▶ **REQUIREMENTS**
Pick out the lines below with "this" and list them.

--- start of RECORDED DATA ---

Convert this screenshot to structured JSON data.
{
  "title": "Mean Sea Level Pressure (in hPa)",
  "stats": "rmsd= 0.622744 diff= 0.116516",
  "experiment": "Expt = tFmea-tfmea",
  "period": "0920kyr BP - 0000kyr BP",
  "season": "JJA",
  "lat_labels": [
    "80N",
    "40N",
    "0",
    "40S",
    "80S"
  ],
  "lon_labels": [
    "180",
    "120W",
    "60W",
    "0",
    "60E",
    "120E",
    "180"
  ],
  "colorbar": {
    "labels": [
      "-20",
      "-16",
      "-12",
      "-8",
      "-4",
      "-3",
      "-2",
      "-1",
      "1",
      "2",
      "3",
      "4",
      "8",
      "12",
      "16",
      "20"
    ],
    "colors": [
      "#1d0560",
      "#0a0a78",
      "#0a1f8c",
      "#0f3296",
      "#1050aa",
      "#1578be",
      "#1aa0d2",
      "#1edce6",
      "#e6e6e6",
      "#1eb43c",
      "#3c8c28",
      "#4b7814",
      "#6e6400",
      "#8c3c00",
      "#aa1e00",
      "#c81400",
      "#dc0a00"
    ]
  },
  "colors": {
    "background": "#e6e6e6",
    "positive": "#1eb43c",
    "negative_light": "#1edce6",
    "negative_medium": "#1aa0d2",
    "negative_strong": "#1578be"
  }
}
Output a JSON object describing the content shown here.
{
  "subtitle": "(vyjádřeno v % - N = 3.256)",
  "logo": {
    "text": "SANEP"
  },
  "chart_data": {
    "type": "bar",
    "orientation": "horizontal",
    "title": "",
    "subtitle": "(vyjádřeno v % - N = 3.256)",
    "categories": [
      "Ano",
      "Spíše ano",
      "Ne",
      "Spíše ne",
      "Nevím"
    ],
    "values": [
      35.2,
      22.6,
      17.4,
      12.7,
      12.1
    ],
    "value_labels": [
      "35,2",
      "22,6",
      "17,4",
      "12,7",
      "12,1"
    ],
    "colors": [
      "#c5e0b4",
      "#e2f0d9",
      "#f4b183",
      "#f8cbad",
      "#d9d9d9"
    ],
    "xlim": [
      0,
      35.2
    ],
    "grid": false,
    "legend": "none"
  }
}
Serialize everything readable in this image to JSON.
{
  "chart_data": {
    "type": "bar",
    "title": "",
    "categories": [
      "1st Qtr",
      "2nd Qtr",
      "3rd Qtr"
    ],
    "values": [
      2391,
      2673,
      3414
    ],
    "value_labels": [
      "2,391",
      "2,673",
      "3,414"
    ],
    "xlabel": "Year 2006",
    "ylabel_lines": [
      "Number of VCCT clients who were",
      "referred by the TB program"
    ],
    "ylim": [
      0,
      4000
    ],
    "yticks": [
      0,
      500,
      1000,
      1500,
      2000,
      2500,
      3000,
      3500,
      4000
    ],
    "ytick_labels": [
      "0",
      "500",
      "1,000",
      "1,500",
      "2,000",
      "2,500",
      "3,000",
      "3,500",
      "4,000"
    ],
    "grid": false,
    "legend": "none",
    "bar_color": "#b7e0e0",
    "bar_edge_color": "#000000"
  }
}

--- end of RECORDED DATA ---

▶ **SOLVED PROBLEM**
Convert this screenshot to structured JSON data.
Serialize everything readable in this image to JSON.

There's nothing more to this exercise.